Work order: Set down the data below word for word, and leave the images aside.

Stored data:
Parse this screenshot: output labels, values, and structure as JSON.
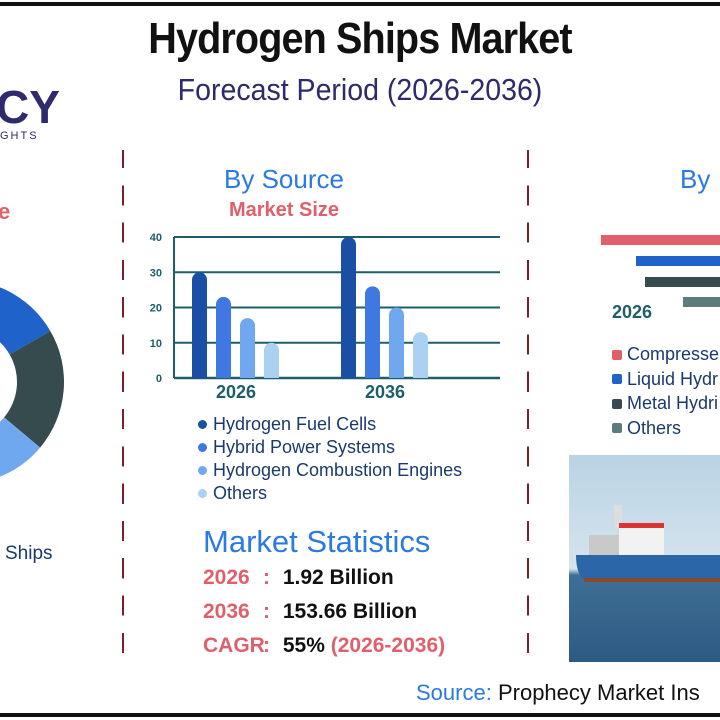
{
  "header": {
    "title": "Hydrogen Ships Market",
    "subtitle": "Forecast Period (2026-2036)"
  },
  "logo": {
    "main": "CY",
    "tagline": "GHTS"
  },
  "left_panel": {
    "heading_fragment": "e",
    "label_fragment": "Ships",
    "donut_colors": [
      "#1f62c9",
      "#354b4e",
      "#6fa8ef"
    ]
  },
  "chart_data": {
    "type": "bar",
    "title": "By Source",
    "subtitle": "Market Size",
    "categories": [
      "2026",
      "2036"
    ],
    "ylim": [
      0,
      40
    ],
    "yticks": [
      "0",
      "10",
      "20",
      "30",
      "40"
    ],
    "grid": true,
    "legend_placement": "bottom",
    "series": [
      {
        "name": "Hydrogen Fuel Cells",
        "values": [
          30,
          40
        ],
        "color": "#1a4fa6"
      },
      {
        "name": "Hybrid Power Systems",
        "values": [
          23,
          26
        ],
        "color": "#3f78e0"
      },
      {
        "name": "Hydrogen Combustion Engines",
        "values": [
          17,
          20
        ],
        "color": "#6fa8ef"
      },
      {
        "name": "Others",
        "values": [
          10,
          13
        ],
        "color": "#a9d1f2"
      }
    ]
  },
  "stats": {
    "title": "Market Statistics",
    "rows": [
      {
        "key": "2026",
        "sep": ":",
        "value": "1.92 Billion"
      },
      {
        "key": "2036",
        "sep": ":",
        "value": "153.66 Billion"
      },
      {
        "key": "CAGR",
        "sep": ":",
        "value": "55%",
        "extra": "(2026-2036)"
      }
    ]
  },
  "right_panel": {
    "heading_fragment": "By",
    "year_label": "2026",
    "legend": [
      {
        "label": "Compresse",
        "color": "#e0606a"
      },
      {
        "label": "Liquid Hydr",
        "color": "#1f62c9"
      },
      {
        "label": "Metal Hydri",
        "color": "#354b4e"
      },
      {
        "label": "Others",
        "color": "#5d7a7c"
      }
    ]
  },
  "footer": {
    "source_label": "Source:",
    "source_value": "Prophecy Market Ins"
  }
}
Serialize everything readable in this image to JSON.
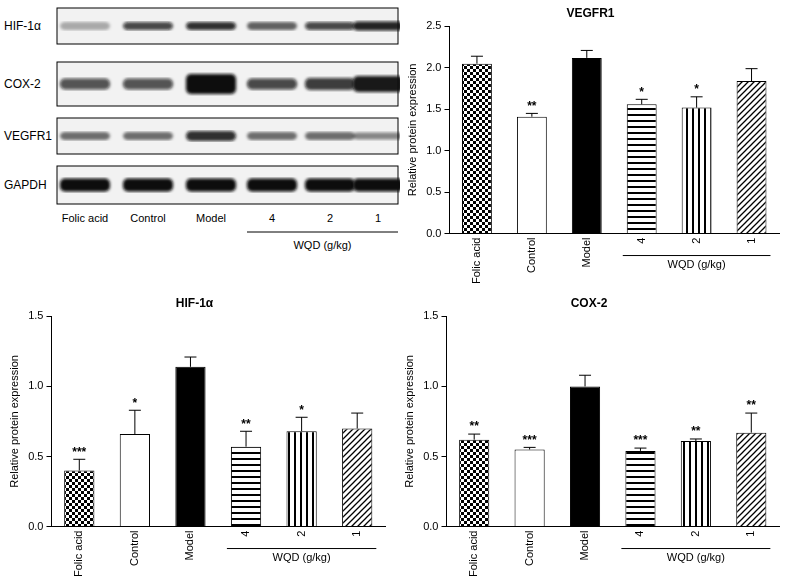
{
  "western_blot": {
    "rows": [
      "HIF-1α",
      "COX-2",
      "VEGFR1",
      "GAPDH"
    ],
    "lanes": [
      "Folic acid",
      "Control",
      "Model",
      "4",
      "2",
      "1"
    ],
    "lane_groups": [
      {
        "label": "WQD (g/kg)",
        "lanes": [
          "4",
          "2",
          "1"
        ]
      }
    ]
  },
  "chart_data": [
    {
      "type": "bar",
      "title": "VEGFR1",
      "y_label": "Relative protein expression",
      "categories": [
        "Folic acid",
        "Control",
        "Model",
        "4",
        "2",
        "1"
      ],
      "values": [
        2.05,
        1.41,
        2.12,
        1.56,
        1.52,
        1.84
      ],
      "errors": [
        0.09,
        0.04,
        0.09,
        0.06,
        0.13,
        0.15
      ],
      "significance": [
        null,
        "**",
        null,
        "*",
        "*",
        null
      ],
      "colors": [
        "#000000",
        "#ffffff",
        "#000000",
        "#000000",
        "#000000",
        "#000000"
      ],
      "x_groups": [
        {
          "label": "WQD (g/kg)",
          "categories": [
            "4",
            "2",
            "1"
          ]
        }
      ],
      "ylim": [
        0,
        2.5
      ],
      "yticks": [
        {
          "value": 0,
          "label": "0.0"
        },
        0.5,
        {
          "value": 1,
          "label": "1.0"
        },
        1.5,
        {
          "value": 2,
          "label": "2.0"
        },
        2.5
      ],
      "grid": false
    },
    {
      "type": "bar",
      "title": "HIF-1α",
      "y_label": "Relative protein expression",
      "categories": [
        "Folic acid",
        "Control",
        "Model",
        "4",
        "2",
        "1"
      ],
      "values": [
        0.4,
        0.66,
        1.14,
        0.57,
        0.68,
        0.7
      ],
      "errors": [
        0.08,
        0.17,
        0.07,
        0.11,
        0.1,
        0.11
      ],
      "significance": [
        "***",
        "*",
        null,
        "**",
        "*",
        null
      ],
      "colors": [
        "#000000",
        "#ffffff",
        "#000000",
        "#000000",
        "#000000",
        "#000000"
      ],
      "x_groups": [
        {
          "label": "WQD (g/kg)",
          "categories": [
            "4",
            "2",
            "1"
          ]
        }
      ],
      "ylim": [
        0,
        1.5
      ],
      "yticks": [
        {
          "value": 0,
          "label": "0.0"
        },
        0.5,
        {
          "value": 1,
          "label": "1.0"
        },
        1.5
      ],
      "grid": false
    },
    {
      "type": "bar",
      "title": "COX-2",
      "y_label": "Relative protein expression",
      "categories": [
        "Folic acid",
        "Control",
        "Model",
        "4",
        "2",
        "1"
      ],
      "values": [
        0.62,
        0.55,
        1.0,
        0.54,
        0.61,
        0.67
      ],
      "errors": [
        0.04,
        0.015,
        0.08,
        0.02,
        0.015,
        0.14
      ],
      "significance": [
        "**",
        "***",
        null,
        "***",
        "**",
        "**"
      ],
      "colors": [
        "#000000",
        "#ffffff",
        "#000000",
        "#000000",
        "#000000",
        "#000000"
      ],
      "x_groups": [
        {
          "label": "WQD (g/kg)",
          "categories": [
            "4",
            "2",
            "1"
          ]
        }
      ],
      "ylim": [
        0,
        1.5
      ],
      "yticks": [
        {
          "value": 0,
          "label": "0.0"
        },
        0.5,
        {
          "value": 1,
          "label": "1.0"
        },
        1.5
      ],
      "grid": false
    }
  ]
}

Response:
Parse this screenshot: output labels, values, and structure as JSON.
{
  "header": {
    "title": "Hydrogen Ships Market",
    "subtitle": "Forecast Period (2026-2036)"
  },
  "logo": {
    "main": "CY",
    "tagline": "GHTS"
  },
  "left_panel": {
    "heading_fragment": "e",
    "label_fragment": "Ships",
    "donut_colors": [
      "#1f62c9",
      "#354b4e",
      "#6fa8ef"
    ]
  },
  "chart_data": {
    "type": "bar",
    "title": "By Source",
    "subtitle": "Market Size",
    "categories": [
      "2026",
      "2036"
    ],
    "ylim": [
      0,
      40
    ],
    "yticks": [
      "0",
      "10",
      "20",
      "30",
      "40"
    ],
    "grid": true,
    "legend_placement": "bottom",
    "series": [
      {
        "name": "Hydrogen Fuel Cells",
        "values": [
          30,
          40
        ],
        "color": "#1a4fa6"
      },
      {
        "name": "Hybrid Power Systems",
        "values": [
          23,
          26
        ],
        "color": "#3f78e0"
      },
      {
        "name": "Hydrogen Combustion Engines",
        "values": [
          17,
          20
        ],
        "color": "#6fa8ef"
      },
      {
        "name": "Others",
        "values": [
          10,
          13
        ],
        "color": "#a9d1f2"
      }
    ]
  },
  "stats": {
    "title": "Market Statistics",
    "rows": [
      {
        "key": "2026",
        "sep": ":",
        "value": "1.92 Billion"
      },
      {
        "key": "2036",
        "sep": ":",
        "value": "153.66 Billion"
      },
      {
        "key": "CAGR",
        "sep": ":",
        "value": "55%",
        "extra": "(2026-2036)"
      }
    ]
  },
  "right_panel": {
    "heading_fragment": "By",
    "year_label": "2026",
    "legend": [
      {
        "label": "Compresse",
        "color": "#e0606a"
      },
      {
        "label": "Liquid Hydr",
        "color": "#1f62c9"
      },
      {
        "label": "Metal Hydri",
        "color": "#354b4e"
      },
      {
        "label": "Others",
        "color": "#5d7a7c"
      }
    ]
  },
  "footer": {
    "source_label": "Source:",
    "source_value": "Prophecy Market Ins"
  }
}
Serialize everything readable in this image to JSON.
{
  "western_blot": {
    "rows": [
      "HIF-1α",
      "COX-2",
      "VEGFR1",
      "GAPDH"
    ],
    "lanes": [
      "Folic acid",
      "Control",
      "Model",
      "4",
      "2",
      "1"
    ],
    "lane_groups": [
      {
        "label": "WQD (g/kg)",
        "lanes": [
          "4",
          "2",
          "1"
        ]
      }
    ]
  },
  "chart_data": [
    {
      "type": "bar",
      "title": "VEGFR1",
      "y_label": "Relative protein expression",
      "categories": [
        "Folic acid",
        "Control",
        "Model",
        "4",
        "2",
        "1"
      ],
      "values": [
        2.05,
        1.41,
        2.12,
        1.56,
        1.52,
        1.84
      ],
      "errors": [
        0.09,
        0.04,
        0.09,
        0.06,
        0.13,
        0.15
      ],
      "significance": [
        null,
        "**",
        null,
        "*",
        "*",
        null
      ],
      "colors": [
        "#000000",
        "#ffffff",
        "#000000",
        "#000000",
        "#000000",
        "#000000"
      ],
      "x_groups": [
        {
          "label": "WQD (g/kg)",
          "categories": [
            "4",
            "2",
            "1"
          ]
        }
      ],
      "ylim": [
        0,
        2.5
      ],
      "yticks": [
        {
          "value": 0,
          "label": "0.0"
        },
        0.5,
        {
          "value": 1,
          "label": "1.0"
        },
        1.5,
        {
          "value": 2,
          "label": "2.0"
        },
        2.5
      ],
      "grid": false
    },
    {
      "type": "bar",
      "title": "HIF-1α",
      "y_label": "Relative protein expression",
      "categories": [
        "Folic acid",
        "Control",
        "Model",
        "4",
        "2",
        "1"
      ],
      "values": [
        0.4,
        0.66,
        1.14,
        0.57,
        0.68,
        0.7
      ],
      "errors": [
        0.08,
        0.17,
        0.07,
        0.11,
        0.1,
        0.11
      ],
      "significance": [
        "***",
        "*",
        null,
        "**",
        "*",
        null
      ],
      "colors": [
        "#000000",
        "#ffffff",
        "#000000",
        "#000000",
        "#000000",
        "#000000"
      ],
      "x_groups": [
        {
          "label": "WQD (g/kg)",
          "categories": [
            "4",
            "2",
            "1"
          ]
        }
      ],
      "ylim": [
        0,
        1.5
      ],
      "yticks": [
        {
          "value": 0,
          "label": "0.0"
        },
        0.5,
        {
          "value": 1,
          "label": "1.0"
        },
        1.5
      ],
      "grid": false
    },
    {
      "type": "bar",
      "title": "COX-2",
      "y_label": "Relative protein expression",
      "categories": [
        "Folic acid",
        "Control",
        "Model",
        "4",
        "2",
        "1"
      ],
      "values": [
        0.62,
        0.55,
        1.0,
        0.54,
        0.61,
        0.67
      ],
      "errors": [
        0.04,
        0.015,
        0.08,
        0.02,
        0.015,
        0.14
      ],
      "significance": [
        "**",
        "***",
        null,
        "***",
        "**",
        "**"
      ],
      "colors": [
        "#000000",
        "#ffffff",
        "#000000",
        "#000000",
        "#000000",
        "#000000"
      ],
      "x_groups": [
        {
          "label": "WQD (g/kg)",
          "categories": [
            "4",
            "2",
            "1"
          ]
        }
      ],
      "ylim": [
        0,
        1.5
      ],
      "yticks": [
        {
          "value": 0,
          "label": "0.0"
        },
        0.5,
        {
          "value": 1,
          "label": "1.0"
        },
        1.5
      ],
      "grid": false
    }
  ]
}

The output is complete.